Tugas 1:
Jawablah pertanyaan berikut berdasarkan teks tentang kebudayaan Banyumasan.
(a) Dari bahasa apa kata "buddhayah" berasal?
(b) Apa istilah untuk pendapat Melville J. Herskovits dan Bronislaw Malinowski?
(c) Apa yang dimaksud dengan akulturasi?
Tugas 2:
Lanjutkan teks tentang kebudayaan Banyumasan mulai dari bagian terakhirnya.

Kutipan Teks:
* * * * * * * * *
Kesenian dan budaya banyumasan

BAB 1
PENDAHULUAN

A.    Latar Belakang
            Budaya atau kebudayaan berasal dari bahasa Sanskerta yaitu buddhayah, yang merupakan bentuk jamak dari buddhi (budi atau akal) diartikan sebagai hal-hal yang berkaitan dengan budi dan akal manusia. Dalam bahasa Inggris, kebudayaan disebut culture, yang berasal dari kata Latin Colere, yaitu mengolah atau mengerjakan. Bisa diartikan juga sebagai mengolah tanah atau bertani. Kata culture juga kadang diterjemahkan sebagai "kultur" dalam bahasa Indonesia.
Kebudayaan sangat erat hubungannya dengan masyarakat. Melville J. Herskovits dan Bronislaw Malinowski mengemukakan bahwa segala sesuatu yang terdapat dalam masyarakat ditentukan oleh kebudayaan yang dimiliki oleh masyarakat itu sendiri. Istilah untuk pendapat itu adalah Cultural-Determinis. Kebudayaan adalah sesuatu yang akan mempengaruhi tingkat pengetahuan dan meliputi sistem ide atau gagasan yang terdapat dalam pikiran manusia, sehingga dalam kehidupan sehari-hari, kebudayaan itu bersifat abstrak. Sedangkan perwujudan kebudayaan adalah benda-benda yang diciptakan oleh manusia sebagai makhluk yang berbudaya, berupa perilaku dan benda-benda yang bersifat nyata, misalnya pola-pola perilaku, bahasa, peralatan hidup, organisasi sosial, religi, seni, dan lain-lain, yang kesemuanya ditujukan untuk membantu manusia dalam melangsungkan kehidupan bermasyarakat. Perubahan kebudayaan antara lain difusi yaitu suatu proses menyebarnya unsur-unsur dari satu kelompok ke kelompok lain atau dari satu masyarakat ke masyarakat lain, asimilasi yaitu proses perubahan kebudayaan secara total akibat membaurnya kebudayaan atau lebih sehingga kebudayaan aslinya hilang/tak tampak lagi, sedangkan akulturasi adalah proses percampuran kebudayaan tanpa menghilangkan aslinya. Persebaran kebudayaan meliputi internalisasi ( proses belajar yang dilakukan sejak lahir sampai mati), sosialisasi ( proses belajar karena ada kebersinggungan dengan orang lain), enkulturasi (proses belajar kebudayaan yang berkaitan dengan sistem norma yang belaku, 7 kebudayaan universal yaitu:
1.      Peralatan dan perlengkapan hidup manusia (pakaian perumahan, alat-alat rumah tangga, senjata, alat-alat produksi transpor dan sebagainya)
* * * * * * * * *
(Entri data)
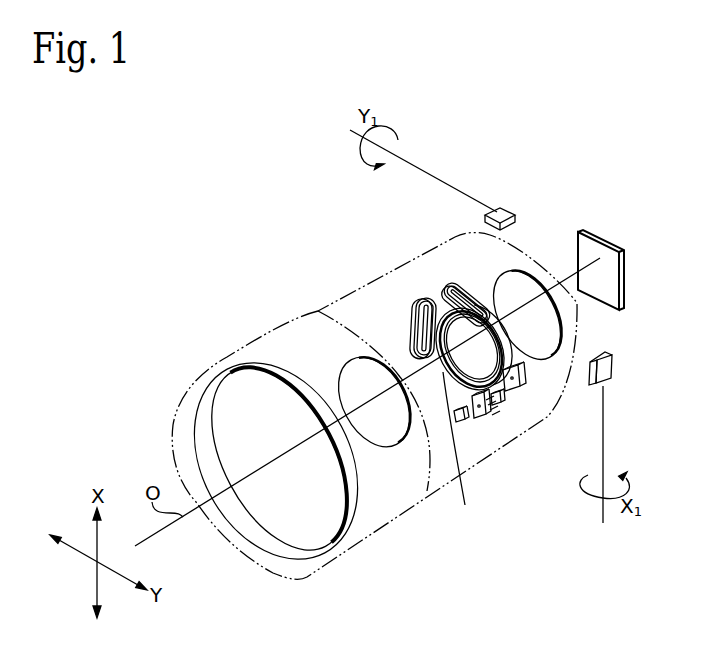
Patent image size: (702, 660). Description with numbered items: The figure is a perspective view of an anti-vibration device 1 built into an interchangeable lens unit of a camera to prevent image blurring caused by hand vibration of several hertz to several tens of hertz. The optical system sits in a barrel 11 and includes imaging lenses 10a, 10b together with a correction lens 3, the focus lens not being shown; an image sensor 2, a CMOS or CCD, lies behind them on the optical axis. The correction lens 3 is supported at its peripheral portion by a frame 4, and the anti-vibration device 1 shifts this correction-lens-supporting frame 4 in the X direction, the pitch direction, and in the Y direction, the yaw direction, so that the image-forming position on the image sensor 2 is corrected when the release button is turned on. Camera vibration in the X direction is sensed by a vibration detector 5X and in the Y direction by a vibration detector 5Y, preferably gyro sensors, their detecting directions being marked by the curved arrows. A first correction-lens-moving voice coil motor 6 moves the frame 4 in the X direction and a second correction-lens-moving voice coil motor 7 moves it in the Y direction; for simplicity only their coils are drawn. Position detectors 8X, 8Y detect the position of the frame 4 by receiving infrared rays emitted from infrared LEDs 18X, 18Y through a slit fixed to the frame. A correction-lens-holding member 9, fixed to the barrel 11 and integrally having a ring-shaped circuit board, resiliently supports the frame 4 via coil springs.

The anti-vibration device 1 is at (549, 221).
The image sensor 2 is at (606, 251).
The correction lens 3 is at (473, 367).
The correction-lens-supporting frame 4 is at (469, 410).
The vibration detector 5X is at (613, 357).
The vibration detector 5Y is at (500, 212).
The first correction-lens-moving voice coil motor 6 is at (450, 286).
The second correction-lens-moving voice coil motor 7 is at (415, 330).
The position detector 8X is at (482, 413).
The position detector 8Y is at (523, 377).
The correction-lens-holding member 9 is at (400, 283).
The imaging lens 10a is at (385, 425).
The imaging lens 10b is at (523, 290).
The barrel 11 is at (262, 345).
The infrared LED 18X is at (461, 422).
The infrared LED 18Y is at (503, 399).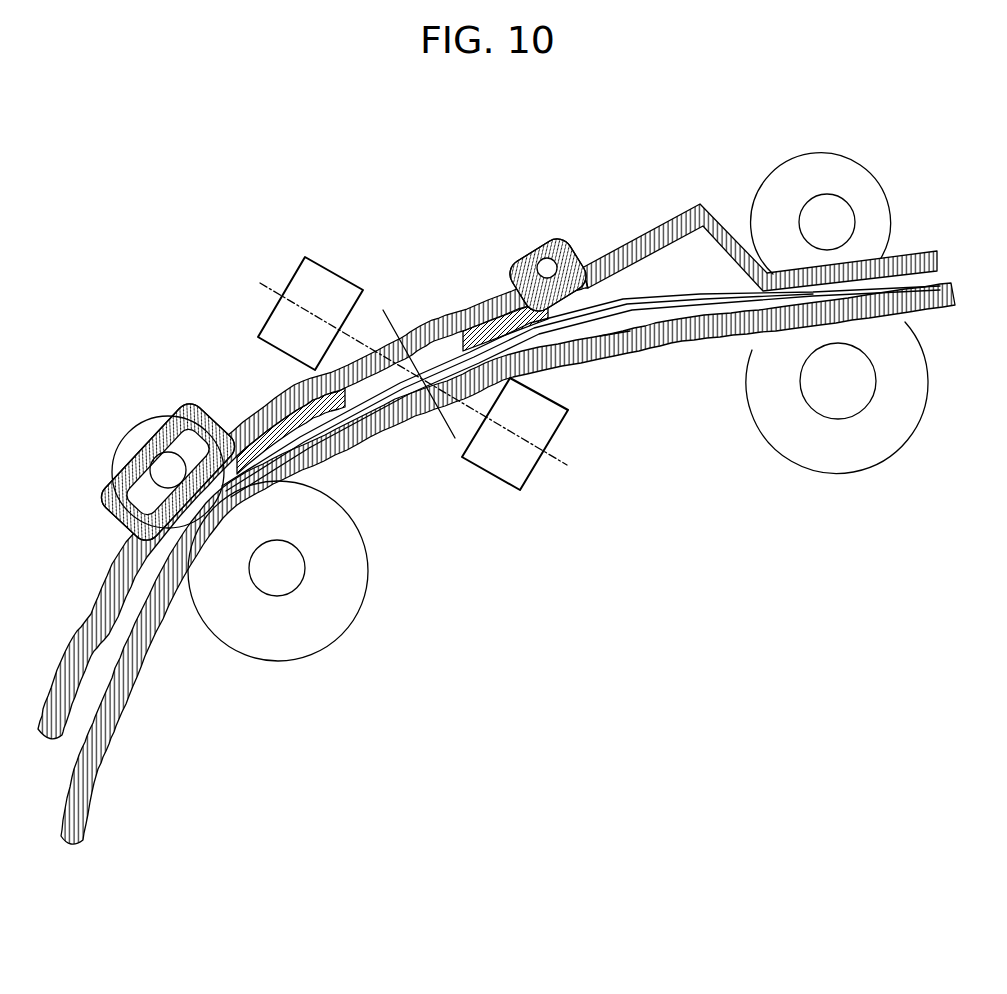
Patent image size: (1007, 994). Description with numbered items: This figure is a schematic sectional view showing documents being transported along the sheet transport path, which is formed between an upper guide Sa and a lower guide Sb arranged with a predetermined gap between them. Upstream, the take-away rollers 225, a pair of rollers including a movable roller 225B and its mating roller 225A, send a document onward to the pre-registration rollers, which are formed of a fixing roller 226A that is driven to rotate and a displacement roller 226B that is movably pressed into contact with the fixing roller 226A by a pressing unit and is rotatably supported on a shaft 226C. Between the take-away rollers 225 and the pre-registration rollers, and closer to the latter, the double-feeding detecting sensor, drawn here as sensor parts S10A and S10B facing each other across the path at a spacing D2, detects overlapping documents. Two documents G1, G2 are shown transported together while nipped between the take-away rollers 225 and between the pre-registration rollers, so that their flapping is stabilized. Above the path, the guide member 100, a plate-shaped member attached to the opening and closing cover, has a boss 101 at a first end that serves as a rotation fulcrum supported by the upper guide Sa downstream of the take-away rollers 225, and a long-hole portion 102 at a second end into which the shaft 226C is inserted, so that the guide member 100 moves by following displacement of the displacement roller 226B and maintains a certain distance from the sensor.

The guide member 100 is at (480, 310).
The boss 101 is at (538, 262).
The long-hole portion 102 is at (186, 440).
The take-away rollers 225 is at (757, 212).
The conveying roller 225A is at (840, 433).
The movable roller 225B is at (807, 187).
The fixing roller 226A is at (277, 620).
The displacement roller 226B is at (133, 440).
The shaft 226C is at (117, 470).
The sheet sensor S10A is at (510, 453).
The sheet sensor S10B is at (307, 280).
The upper guide Sa is at (307, 380).
The lower guide Sb is at (370, 425).
The document G1 is at (623, 297).
The document G2 is at (617, 343).
The distance D2 is at (419, 360).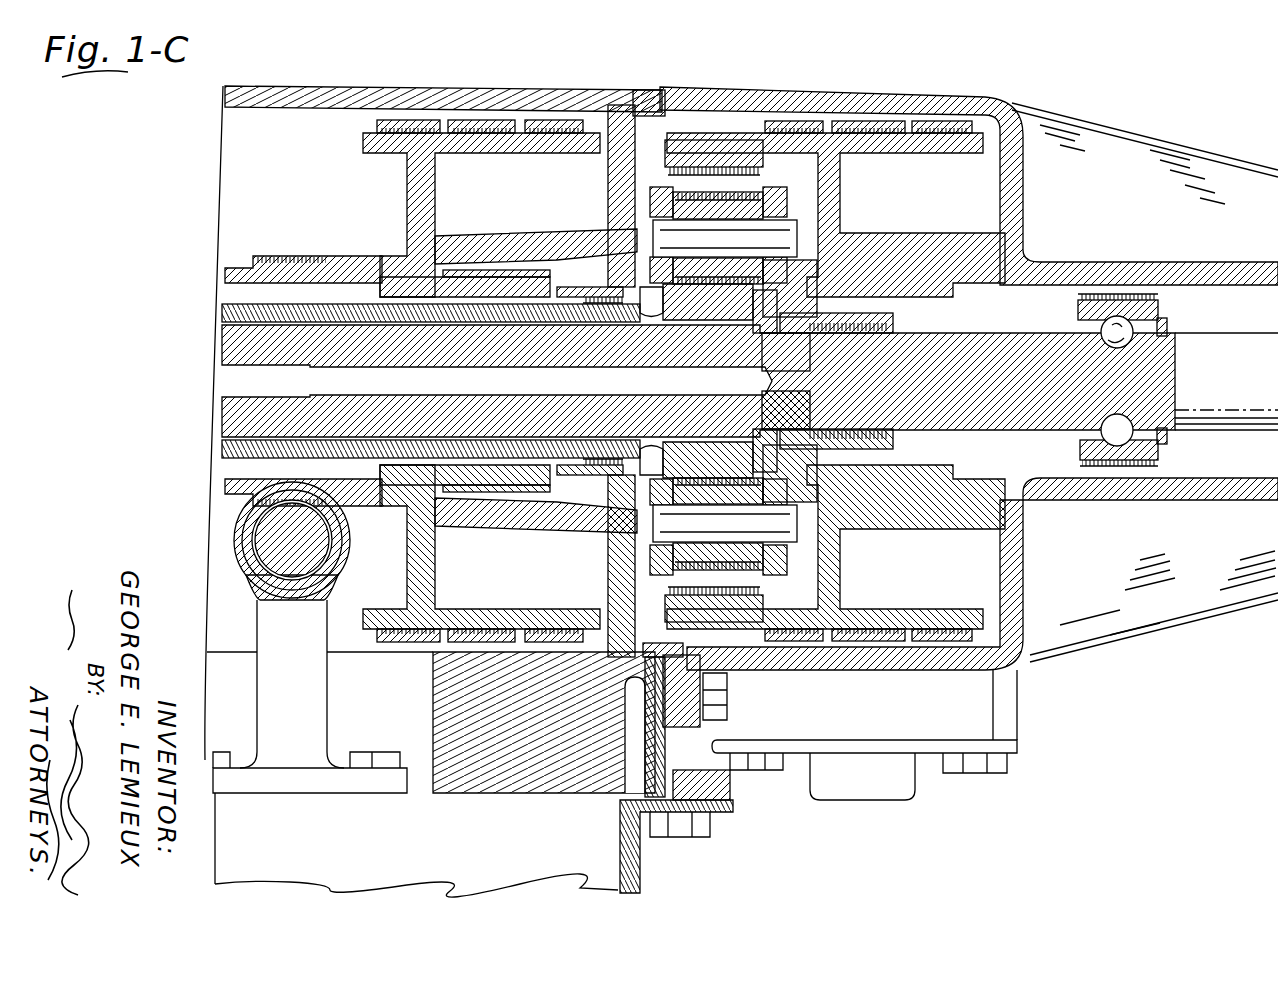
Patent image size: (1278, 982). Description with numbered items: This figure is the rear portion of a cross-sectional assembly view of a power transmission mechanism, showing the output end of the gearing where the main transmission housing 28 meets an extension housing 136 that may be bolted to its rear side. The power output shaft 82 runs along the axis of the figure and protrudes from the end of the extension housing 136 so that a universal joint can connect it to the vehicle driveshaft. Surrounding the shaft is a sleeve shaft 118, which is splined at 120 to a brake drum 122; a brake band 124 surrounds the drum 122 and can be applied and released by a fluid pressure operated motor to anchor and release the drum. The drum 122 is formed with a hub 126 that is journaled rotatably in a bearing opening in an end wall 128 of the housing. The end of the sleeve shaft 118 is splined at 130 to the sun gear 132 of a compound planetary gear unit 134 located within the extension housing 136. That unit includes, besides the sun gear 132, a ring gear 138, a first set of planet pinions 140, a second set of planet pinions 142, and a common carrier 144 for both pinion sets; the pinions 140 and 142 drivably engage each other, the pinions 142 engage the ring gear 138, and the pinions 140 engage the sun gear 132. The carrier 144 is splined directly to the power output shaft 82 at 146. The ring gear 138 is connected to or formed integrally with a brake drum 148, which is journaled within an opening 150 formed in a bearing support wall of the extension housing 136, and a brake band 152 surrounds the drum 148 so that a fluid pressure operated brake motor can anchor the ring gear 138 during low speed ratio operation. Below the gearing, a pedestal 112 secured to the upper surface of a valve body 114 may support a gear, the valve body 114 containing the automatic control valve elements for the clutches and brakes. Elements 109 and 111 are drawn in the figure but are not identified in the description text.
* * * * * * * * *
Hasil Latihan 1:
(a) Bahasa Sanskerta.
(b) Cultural-Determinis.
(c) Proses percampuran kebudayaan tanpa menghilangkan aslinya.

Hasil Latihan 2:
2. Mata pencaharian hidup dan sistem-sistem ekonomi (pertanian peternakan, sistem produksi, sistem distribusi dan sebagainya).
3. Sistem kemasyarakatan (sistern kekerabatan, organisasi politik, sistem hukum, sistem perkawinan).
4. Bahasa (lisan maupun tertulis).
5. Kesenian (seni rupa, seni suara, seni gerak dan sebagainya).
6. Sistem pengetahuan.
7. Religi (sistem kepercayaan)
B.     Rumusan Masalah
1.      Apa itu kebudayaan Ebeg dan bagaimana analisisnya?
2.      Apa dan bagaimana mengenai Batik Banyumas dan analisisnya?
3.      Bagaimana sistem kemasyarakatan di daerah Banyumas dan bagaimana analisisnya?
4.      Bagaimana bahasa Ngapak di Banyumas dan analisinya?

C.     Tujuan
1.      Mengetahui kebudayaan Ebeg dan analisisnya
2.      Mengetahui Batik Banyumas dan analisisnya
3.      Mengetahui sistem kemasyakatan di daerah Banyumasan
4.      Mengetahui penggunaan bahasa Ngapak di Banyumas dan analisisnya

D.    Manfaat
Dapat memberikan informasi-informasi mengenai faktor persebaran kebudayaan dan perubahan kebudayaan yang ada di Banyumas, yang meliputi faktor sosialisasi, akulturasi dan difusi  serta keterkaitannya dengan salah satu unsur dari ketujuh unsur kebudayaan universal menurut pandangan Koentjoroningrat.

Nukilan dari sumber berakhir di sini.